Instructions to follow =>
The records that follow are to be repeated without alteration.

Material for the task =>
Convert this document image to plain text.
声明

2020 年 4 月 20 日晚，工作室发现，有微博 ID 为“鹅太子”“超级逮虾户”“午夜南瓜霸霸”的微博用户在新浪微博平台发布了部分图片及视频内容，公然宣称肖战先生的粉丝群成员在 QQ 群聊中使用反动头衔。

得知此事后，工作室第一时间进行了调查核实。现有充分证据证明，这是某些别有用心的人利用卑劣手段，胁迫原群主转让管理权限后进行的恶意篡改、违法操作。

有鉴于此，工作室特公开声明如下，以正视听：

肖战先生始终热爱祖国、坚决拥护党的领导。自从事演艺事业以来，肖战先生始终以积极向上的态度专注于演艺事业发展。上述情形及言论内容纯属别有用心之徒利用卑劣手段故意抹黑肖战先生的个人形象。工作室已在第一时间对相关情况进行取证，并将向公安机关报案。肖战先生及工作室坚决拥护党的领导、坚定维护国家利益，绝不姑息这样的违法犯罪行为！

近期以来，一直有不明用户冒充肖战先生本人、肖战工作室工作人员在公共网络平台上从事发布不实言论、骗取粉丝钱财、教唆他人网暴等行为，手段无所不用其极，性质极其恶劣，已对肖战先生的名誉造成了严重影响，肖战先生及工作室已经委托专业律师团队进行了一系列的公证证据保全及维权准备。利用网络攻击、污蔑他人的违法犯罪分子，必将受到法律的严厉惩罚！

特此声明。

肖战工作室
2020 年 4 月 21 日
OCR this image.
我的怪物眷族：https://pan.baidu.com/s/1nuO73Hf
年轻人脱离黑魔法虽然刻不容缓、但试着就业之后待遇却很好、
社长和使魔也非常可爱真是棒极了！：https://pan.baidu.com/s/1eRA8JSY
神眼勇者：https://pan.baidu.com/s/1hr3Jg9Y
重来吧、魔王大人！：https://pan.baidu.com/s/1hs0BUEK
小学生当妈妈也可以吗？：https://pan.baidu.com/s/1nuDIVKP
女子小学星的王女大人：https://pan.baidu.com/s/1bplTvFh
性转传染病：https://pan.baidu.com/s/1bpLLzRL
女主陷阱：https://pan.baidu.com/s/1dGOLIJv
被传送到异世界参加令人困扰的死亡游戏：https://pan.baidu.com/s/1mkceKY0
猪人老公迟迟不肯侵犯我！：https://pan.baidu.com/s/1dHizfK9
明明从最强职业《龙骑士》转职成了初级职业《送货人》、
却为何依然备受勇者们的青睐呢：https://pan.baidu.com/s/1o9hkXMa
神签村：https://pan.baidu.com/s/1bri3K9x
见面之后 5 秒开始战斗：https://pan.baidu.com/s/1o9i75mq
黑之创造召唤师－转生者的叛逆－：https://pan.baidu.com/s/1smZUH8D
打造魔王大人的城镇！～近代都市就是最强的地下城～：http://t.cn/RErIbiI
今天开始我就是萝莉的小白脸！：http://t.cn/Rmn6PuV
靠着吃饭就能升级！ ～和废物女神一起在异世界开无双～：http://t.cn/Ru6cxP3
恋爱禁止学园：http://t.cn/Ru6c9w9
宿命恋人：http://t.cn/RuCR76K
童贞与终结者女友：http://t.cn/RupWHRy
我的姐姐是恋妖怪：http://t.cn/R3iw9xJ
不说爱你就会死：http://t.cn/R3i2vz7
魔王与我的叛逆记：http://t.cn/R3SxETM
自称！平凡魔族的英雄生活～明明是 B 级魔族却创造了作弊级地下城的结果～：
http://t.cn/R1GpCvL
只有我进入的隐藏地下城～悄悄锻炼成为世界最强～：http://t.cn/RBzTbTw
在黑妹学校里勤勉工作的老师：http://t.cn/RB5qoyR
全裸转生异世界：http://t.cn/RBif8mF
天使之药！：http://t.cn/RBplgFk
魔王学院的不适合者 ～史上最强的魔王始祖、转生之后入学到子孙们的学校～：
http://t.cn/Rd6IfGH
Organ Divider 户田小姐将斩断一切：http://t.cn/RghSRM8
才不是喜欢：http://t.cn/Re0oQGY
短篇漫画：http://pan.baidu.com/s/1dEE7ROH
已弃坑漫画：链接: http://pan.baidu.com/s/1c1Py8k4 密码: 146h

Final answer =>
Convert this document image to plain text.
声明

2020 年 4 月 20 日晚，工作室发现，有微博 ID 为“鹅太子”“超级逮虾户”“午夜南瓜霸霸”的微博用户在新浪微博平台发布了部分图片及视频内容，公然宣称肖战先生的粉丝群成员在 QQ 群聊中使用反动头衔。

得知此事后，工作室第一时间进行了调查核实。现有充分证据证明，这是某些别有用心的人利用卑劣手段，胁迫原群主转让管理权限后进行的恶意篡改、违法操作。

有鉴于此，工作室特公开声明如下，以正视听：

肖战先生始终热爱祖国、坚决拥护党的领导。自从事演艺事业以来，肖战先生始终以积极向上的态度专注于演艺事业发展。上述情形及言论内容纯属别有用心之徒利用卑劣手段故意抹黑肖战先生的个人形象。工作室已在第一时间对相关情况进行取证，并将向公安机关报案。肖战先生及工作室坚决拥护党的领导、坚定维护国家利益，绝不姑息这样的违法犯罪行为！

近期以来，一直有不明用户冒充肖战先生本人、肖战工作室工作人员在公共网络平台上从事发布不实言论、骗取粉丝钱财、教唆他人网暴等行为，手段无所不用其极，性质极其恶劣，已对肖战先生的名誉造成了严重影响，肖战先生及工作室已经委托专业律师团队进行了一系列的公证证据保全及维权准备。利用网络攻击、污蔑他人的违法犯罪分子，必将受到法律的严厉惩罚！

特此声明。

肖战工作室
2020 年 4 月 21 日
OCR this image.
我的怪物眷族：https://pan.baidu.com/s/1nuO73Hf
年轻人脱离黑魔法虽然刻不容缓、但试着就业之后待遇却很好、
社长和使魔也非常可爱真是棒极了！：https://pan.baidu.com/s/1eRA8JSY
神眼勇者：https://pan.baidu.com/s/1hr3Jg9Y
重来吧、魔王大人！：https://pan.baidu.com/s/1hs0BUEK
小学生当妈妈也可以吗？：https://pan.baidu.com/s/1nuDIVKP
女子小学星的王女大人：https://pan.baidu.com/s/1bplTvFh
性转传染病：https://pan.baidu.com/s/1bpLLzRL
女主陷阱：https://pan.baidu.com/s/1dGOLIJv
被传送到异世界参加令人困扰的死亡游戏：https://pan.baidu.com/s/1mkceKY0
猪人老公迟迟不肯侵犯我！：https://pan.baidu.com/s/1dHizfK9
明明从最强职业《龙骑士》转职成了初级职业《送货人》、
却为何依然备受勇者们的青睐呢：https://pan.baidu.com/s/1o9hkXMa
神签村：https://pan.baidu.com/s/1bri3K9x
见面之后 5 秒开始战斗：https://pan.baidu.com/s/1o9i75mq
黑之创造召唤师－转生者的叛逆－：https://pan.baidu.com/s/1smZUH8D
打造魔王大人的城镇！～近代都市就是最强的地下城～：http://t.cn/RErIbiI
今天开始我就是萝莉的小白脸！：http://t.cn/Rmn6PuV
靠着吃饭就能升级！ ～和废物女神一起在异世界开无双～：http://t.cn/Ru6cxP3
恋爱禁止学园：http://t.cn/Ru6c9w9
宿命恋人：http://t.cn/RuCR76K
童贞与终结者女友：http://t.cn/RupWHRy
我的姐姐是恋妖怪：http://t.cn/R3iw9xJ
不说爱你就会死：http://t.cn/R3i2vz7
魔王与我的叛逆记：http://t.cn/R3SxETM
自称！平凡魔族的英雄生活～明明是 B 级魔族却创造了作弊级地下城的结果～：
http://t.cn/R1GpCvL
只有我进入的隐藏地下城～悄悄锻炼成为世界最强～：http://t.cn/RBzTbTw
在黑妹学校里勤勉工作的老师：http://t.cn/RB5qoyR
全裸转生异世界：http://t.cn/RBif8mF
天使之药！：http://t.cn/RBplgFk
魔王学院的不适合者 ～史上最强的魔王始祖、转生之后入学到子孙们的学校～：
http://t.cn/Rd6IfGH
Organ Divider 户田小姐将斩断一切：http://t.cn/RghSRM8
才不是喜欢：http://t.cn/Re0oQGY
短篇漫画：http://pan.baidu.com/s/1dEE7ROH
已弃坑漫画：链接: http://pan.baidu.com/s/1c1Py8k4 密码: 146h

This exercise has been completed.